Exercise goal = Once the pictures are set aside, transcribe the remaining data exactly.

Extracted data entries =
►

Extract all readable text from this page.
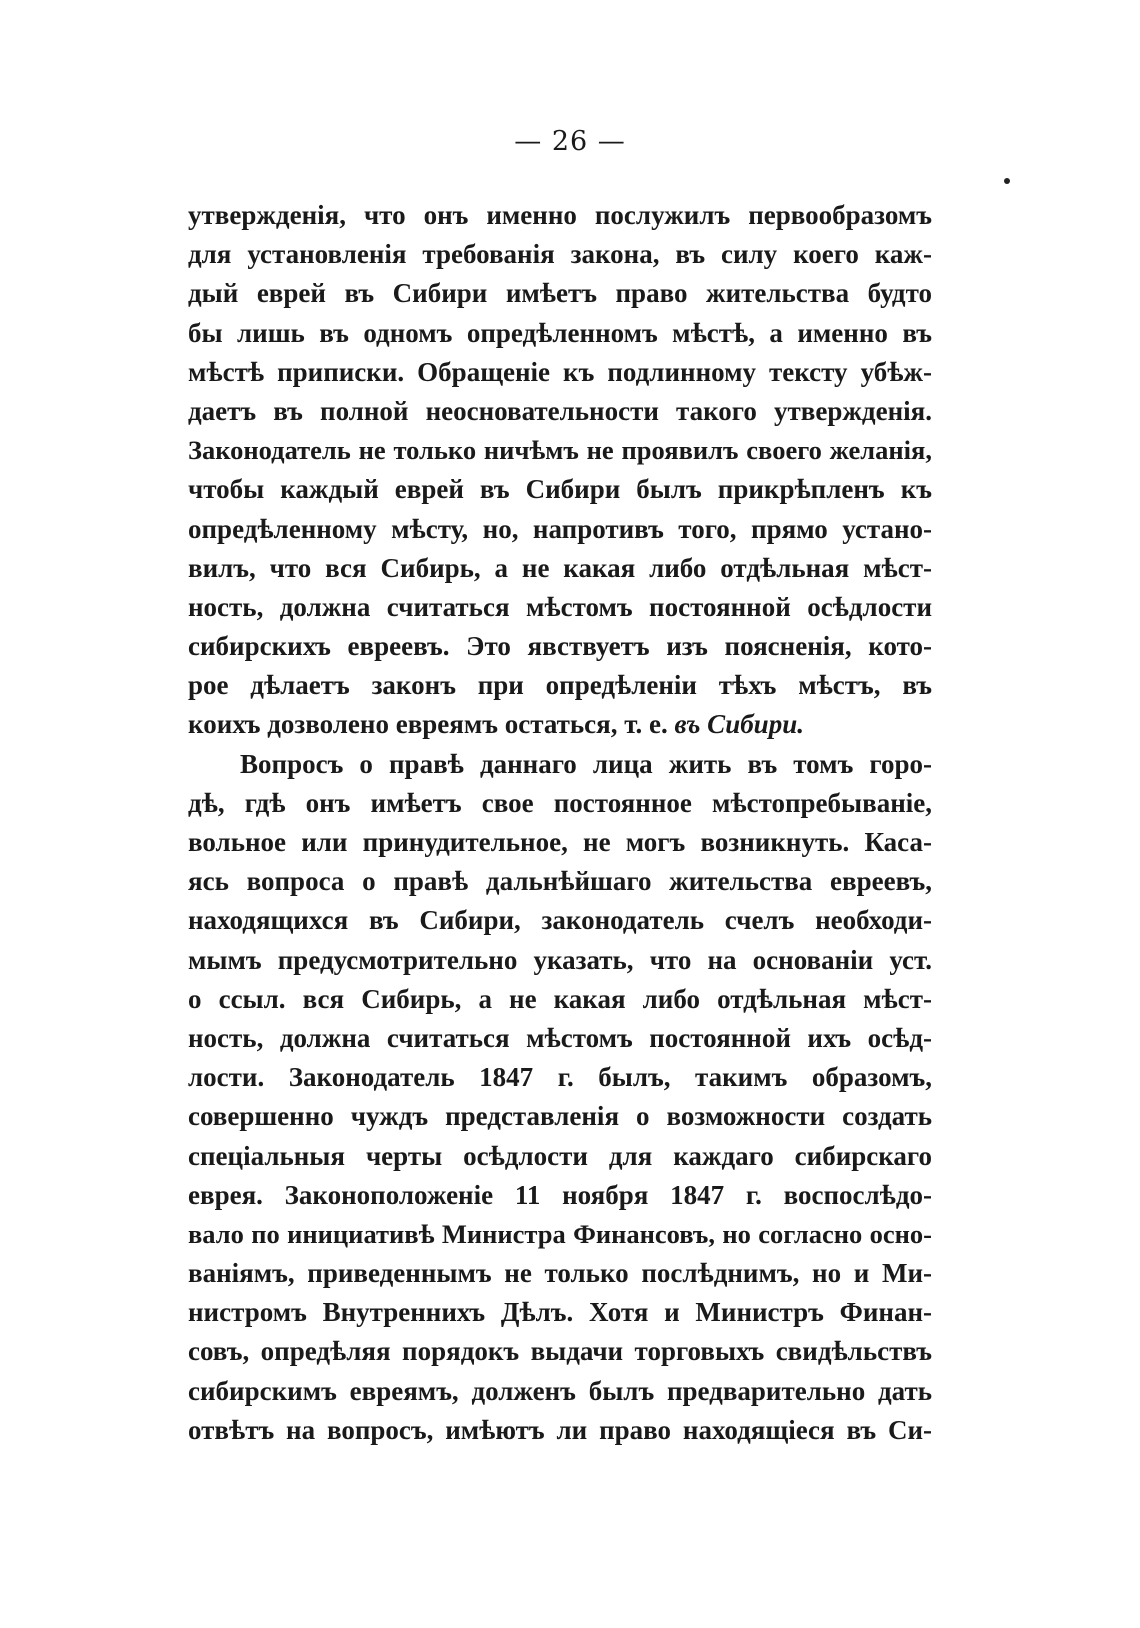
— 26 —
утвержденія, что онъ именно послужилъ первообразомъ
для установленія требованія закона, въ силу коего каж-
дый еврей въ Сибири имѣетъ право жительства будто
бы лишь въ одномъ опредѣленномъ мѣстѣ, а именно въ
мѣстѣ приписки. Обращеніе къ подлинному тексту убѣж-
даетъ въ полной неосновательности такого утвержденія.
Законодатель не только ничѣмъ не проявилъ своего желанія,
чтобы каждый еврей въ Сибири былъ прикрѣпленъ къ
опредѣленному мѣсту, но, напротивъ того, прямо устано-
вилъ, что вся Сибирь, а не какая либо отдѣльная мѣст-
ность, должна считаться мѣстомъ постоянной осѣдлости
сибирскихъ евреевъ. Это явствуетъ изъ поясненія, кото-
рое дѣлаетъ законъ при опредѣленіи тѣхъ мѣстъ, въ
коихъ дозволено евреямъ остаться, т. е. въ Сибири.
Вопросъ о правѣ даннаго лица жить въ томъ горо-
дѣ, гдѣ онъ имѣетъ свое постоянное мѣстопребываніе,
вольное или принудительное, не могъ возникнуть. Каса-
ясь вопроса о правѣ дальнѣйшаго жительства евреевъ,
находящихся въ Сибири, законодатель счелъ необходи-
мымъ предусмотрительно указать, что на основаніи уст.
о ссыл. вся Сибирь, а не какая либо отдѣльная мѣст-
ность, должна считаться мѣстомъ постоянной ихъ осѣд-
лости. Законодатель 1847 г. былъ, такимъ образомъ,
совершенно чуждъ представленія о возможности создать
спеціальныя черты осѣдлости для каждаго сибирскаго
еврея. Законоположеніе 11 ноября 1847 г. воспослѣдо-
вало по инициативѣ Министра Финансовъ, но согласно осно-
ваніямъ, приведеннымъ не только послѣднимъ, но и Ми-
нистромъ Внутреннихъ Дѣлъ. Хотя и Министръ Финан-
совъ, опредѣляя порядокъ выдачи торговыхъ свидѣльствъ
сибирскимъ евреямъ, долженъ былъ предварительно дать
отвѣтъ на вопросъ, имѣютъ ли право находящіеся въ Си-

◄

Reply =
Extract all readable text from this page.
— 26 —
утвержденія, что онъ именно послужилъ первообразомъ
для установленія требованія закона, въ силу коего каж-
дый еврей въ Сибири имѣетъ право жительства будто
бы лишь въ одномъ опредѣленномъ мѣстѣ, а именно въ
мѣстѣ приписки. Обращеніе къ подлинному тексту убѣж-
даетъ въ полной неосновательности такого утвержденія.
Законодатель не только ничѣмъ не проявилъ своего желанія,
чтобы каждый еврей въ Сибири былъ прикрѣпленъ къ
опредѣленному мѣсту, но, напротивъ того, прямо устано-
вилъ, что вся Сибирь, а не какая либо отдѣльная мѣст-
ность, должна считаться мѣстомъ постоянной осѣдлости
сибирскихъ евреевъ. Это явствуетъ изъ поясненія, кото-
рое дѣлаетъ законъ при опредѣленіи тѣхъ мѣстъ, въ
коихъ дозволено евреямъ остаться, т. е. въ Сибири.
Вопросъ о правѣ даннаго лица жить въ томъ горо-
дѣ, гдѣ онъ имѣетъ свое постоянное мѣстопребываніе,
вольное или принудительное, не могъ возникнуть. Каса-
ясь вопроса о правѣ дальнѣйшаго жительства евреевъ,
находящихся въ Сибири, законодатель счелъ необходи-
мымъ предусмотрительно указать, что на основаніи уст.
о ссыл. вся Сибирь, а не какая либо отдѣльная мѣст-
ность, должна считаться мѣстомъ постоянной ихъ осѣд-
лости. Законодатель 1847 г. былъ, такимъ образомъ,
совершенно чуждъ представленія о возможности создать
спеціальныя черты осѣдлости для каждаго сибирскаго
еврея. Законоположеніе 11 ноября 1847 г. воспослѣдо-
вало по инициативѣ Министра Финансовъ, но согласно осно-
ваніямъ, приведеннымъ не только послѣднимъ, но и Ми-
нистромъ Внутреннихъ Дѣлъ. Хотя и Министръ Финан-
совъ, опредѣляя порядокъ выдачи торговыхъ свидѣльствъ
сибирскимъ евреямъ, долженъ былъ предварительно дать
отвѣтъ на вопросъ, имѣютъ ли право находящіеся въ Си-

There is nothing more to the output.